-- start GIVEN RECORDS --

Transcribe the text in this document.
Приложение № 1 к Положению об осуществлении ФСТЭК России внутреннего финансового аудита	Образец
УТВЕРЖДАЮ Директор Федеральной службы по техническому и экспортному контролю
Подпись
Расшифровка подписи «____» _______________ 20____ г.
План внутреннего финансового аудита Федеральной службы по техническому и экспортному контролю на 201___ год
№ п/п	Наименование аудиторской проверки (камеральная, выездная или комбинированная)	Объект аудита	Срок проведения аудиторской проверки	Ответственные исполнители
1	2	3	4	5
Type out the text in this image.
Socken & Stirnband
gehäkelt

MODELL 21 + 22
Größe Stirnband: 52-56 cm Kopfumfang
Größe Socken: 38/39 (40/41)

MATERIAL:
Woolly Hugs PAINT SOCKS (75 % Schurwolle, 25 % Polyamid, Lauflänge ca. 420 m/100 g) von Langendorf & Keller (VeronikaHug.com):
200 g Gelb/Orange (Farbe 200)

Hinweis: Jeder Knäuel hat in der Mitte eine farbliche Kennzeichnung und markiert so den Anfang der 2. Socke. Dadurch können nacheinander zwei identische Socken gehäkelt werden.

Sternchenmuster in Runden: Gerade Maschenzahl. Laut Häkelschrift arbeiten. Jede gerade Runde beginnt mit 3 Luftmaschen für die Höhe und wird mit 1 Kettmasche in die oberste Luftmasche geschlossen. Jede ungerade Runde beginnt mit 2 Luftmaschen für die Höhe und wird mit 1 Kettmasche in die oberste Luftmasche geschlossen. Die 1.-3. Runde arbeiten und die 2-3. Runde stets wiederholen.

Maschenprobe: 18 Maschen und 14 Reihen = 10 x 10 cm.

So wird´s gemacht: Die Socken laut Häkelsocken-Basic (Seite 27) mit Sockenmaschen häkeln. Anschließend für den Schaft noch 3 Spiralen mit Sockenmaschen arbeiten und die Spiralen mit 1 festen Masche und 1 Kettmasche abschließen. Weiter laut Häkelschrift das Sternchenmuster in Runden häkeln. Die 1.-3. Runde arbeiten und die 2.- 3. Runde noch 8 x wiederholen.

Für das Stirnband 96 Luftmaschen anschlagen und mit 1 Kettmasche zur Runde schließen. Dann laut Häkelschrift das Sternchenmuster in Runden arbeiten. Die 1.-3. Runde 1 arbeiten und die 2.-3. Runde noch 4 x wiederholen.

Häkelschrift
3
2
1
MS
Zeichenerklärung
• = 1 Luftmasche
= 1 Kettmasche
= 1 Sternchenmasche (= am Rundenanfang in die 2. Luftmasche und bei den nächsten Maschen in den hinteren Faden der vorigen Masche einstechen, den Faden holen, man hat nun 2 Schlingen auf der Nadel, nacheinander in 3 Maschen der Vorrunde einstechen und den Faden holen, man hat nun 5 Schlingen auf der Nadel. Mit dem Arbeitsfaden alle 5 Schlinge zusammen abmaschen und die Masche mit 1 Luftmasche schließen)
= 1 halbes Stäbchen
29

-- end GIVEN RECORDS --

From the records above, please extract every line and repeat it exactly.

RESPONSE:
Transcribe the text in this document.
Приложение № 1 к Положению об осуществлении ФСТЭК России внутреннего финансового аудита	Образец
УТВЕРЖДАЮ Директор Федеральной службы по техническому и экспортному контролю
Подпись
Расшифровка подписи «____» _______________ 20____ г.
План внутреннего финансового аудита Федеральной службы по техническому и экспортному контролю на 201___ год
№ п/п	Наименование аудиторской проверки (камеральная, выездная или комбинированная)	Объект аудита	Срок проведения аудиторской проверки	Ответственные исполнители
1	2	3	4	5
Type out the text in this image.
Socken & Stirnband
gehäkelt

MODELL 21 + 22
Größe Stirnband: 52-56 cm Kopfumfang
Größe Socken: 38/39 (40/41)

MATERIAL:
Woolly Hugs PAINT SOCKS (75 % Schurwolle, 25 % Polyamid, Lauflänge ca. 420 m/100 g) von Langendorf & Keller (VeronikaHug.com):
200 g Gelb/Orange (Farbe 200)

Hinweis: Jeder Knäuel hat in der Mitte eine farbliche Kennzeichnung und markiert so den Anfang der 2. Socke. Dadurch können nacheinander zwei identische Socken gehäkelt werden.

Sternchenmuster in Runden: Gerade Maschenzahl. Laut Häkelschrift arbeiten. Jede gerade Runde beginnt mit 3 Luftmaschen für die Höhe und wird mit 1 Kettmasche in die oberste Luftmasche geschlossen. Jede ungerade Runde beginnt mit 2 Luftmaschen für die Höhe und wird mit 1 Kettmasche in die oberste Luftmasche geschlossen. Die 1.-3. Runde arbeiten und die 2-3. Runde stets wiederholen.

Maschenprobe: 18 Maschen und 14 Reihen = 10 x 10 cm.

So wird´s gemacht: Die Socken laut Häkelsocken-Basic (Seite 27) mit Sockenmaschen häkeln. Anschließend für den Schaft noch 3 Spiralen mit Sockenmaschen arbeiten und die Spiralen mit 1 festen Masche und 1 Kettmasche abschließen. Weiter laut Häkelschrift das Sternchenmuster in Runden häkeln. Die 1.-3. Runde arbeiten und die 2.- 3. Runde noch 8 x wiederholen.

Für das Stirnband 96 Luftmaschen anschlagen und mit 1 Kettmasche zur Runde schließen. Dann laut Häkelschrift das Sternchenmuster in Runden arbeiten. Die 1.-3. Runde 1 arbeiten und die 2.-3. Runde noch 4 x wiederholen.

Häkelschrift
3
2
1
MS
Zeichenerklärung
• = 1 Luftmasche
= 1 Kettmasche
= 1 Sternchenmasche (= am Rundenanfang in die 2. Luftmasche und bei den nächsten Maschen in den hinteren Faden der vorigen Masche einstechen, den Faden holen, man hat nun 2 Schlingen auf der Nadel, nacheinander in 3 Maschen der Vorrunde einstechen und den Faden holen, man hat nun 5 Schlingen auf der Nadel. Mit dem Arbeitsfaden alle 5 Schlinge zusammen abmaschen und die Masche mit 1 Luftmasche schließen)
= 1 halbes Stäbchen
29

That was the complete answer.